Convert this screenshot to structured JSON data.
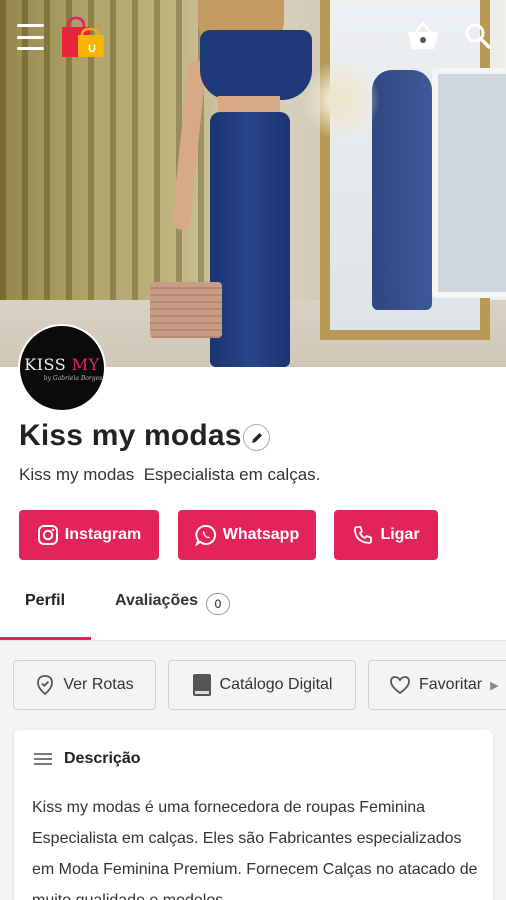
{
  "header": {
    "menu_icon": "hamburger-menu-icon",
    "logo_icon": "shopping-bags-logo-icon",
    "cart_icon": "basket-icon",
    "search_icon": "search-icon"
  },
  "avatar": {
    "brand_kiss": "KISS",
    "brand_my": " MY",
    "tagline": "by Gabriela Borges"
  },
  "store": {
    "name": "Kiss my modas",
    "subtitle": "Kiss my modas  Especialista em calças."
  },
  "actions": [
    {
      "label": "Instagram",
      "icon": "instagram-icon"
    },
    {
      "label": "Whatsapp",
      "icon": "whatsapp-icon"
    },
    {
      "label": "Ligar",
      "icon": "phone-icon"
    }
  ],
  "tabs": {
    "perfil": "Perfil",
    "avaliacoes": "Avaliações",
    "avaliacoes_count": "0"
  },
  "chips": [
    {
      "label": "Ver Rotas",
      "icon": "location-pin-icon"
    },
    {
      "label": "Catálogo Digital",
      "icon": "catalog-icon"
    },
    {
      "label": "Favoritar",
      "icon": "heart-icon"
    }
  ],
  "description": {
    "title": "Descrição",
    "text": "Kiss my modas  é uma fornecedora de roupas Feminina Especialista em calças. Eles são Fabricantes especializados em Moda Feminina Premium. Fornecem Calças no atacado de muito qualidade e modelos"
  },
  "colors": {
    "accent": "#e3245b",
    "avatar_bg": "#0b0b0b"
  }
}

+===+

Aim of the task:
Reproduce the entries exactly. Do not carry over any picture.

Response for this exercise:
Convert this screenshot to structured JSON data.
{
  "header": {
    "menu_icon": "hamburger-menu-icon",
    "logo_icon": "shopping-bags-logo-icon",
    "cart_icon": "basket-icon",
    "search_icon": "search-icon"
  },
  "avatar": {
    "brand_kiss": "KISS",
    "brand_my": " MY",
    "tagline": "by Gabriela Borges"
  },
  "store": {
    "name": "Kiss my modas",
    "subtitle": "Kiss my modas  Especialista em calças."
  },
  "actions": [
    {
      "label": "Instagram",
      "icon": "instagram-icon"
    },
    {
      "label": "Whatsapp",
      "icon": "whatsapp-icon"
    },
    {
      "label": "Ligar",
      "icon": "phone-icon"
    }
  ],
  "tabs": {
    "perfil": "Perfil",
    "avaliacoes": "Avaliações",
    "avaliacoes_count": "0"
  },
  "chips": [
    {
      "label": "Ver Rotas",
      "icon": "location-pin-icon"
    },
    {
      "label": "Catálogo Digital",
      "icon": "catalog-icon"
    },
    {
      "label": "Favoritar",
      "icon": "heart-icon"
    }
  ],
  "description": {
    "title": "Descrição",
    "text": "Kiss my modas  é uma fornecedora de roupas Feminina Especialista em calças. Eles são Fabricantes especializados em Moda Feminina Premium. Fornecem Calças no atacado de muito qualidade e modelos"
  },
  "colors": {
    "accent": "#e3245b",
    "avatar_bg": "#0b0b0b"
  }
}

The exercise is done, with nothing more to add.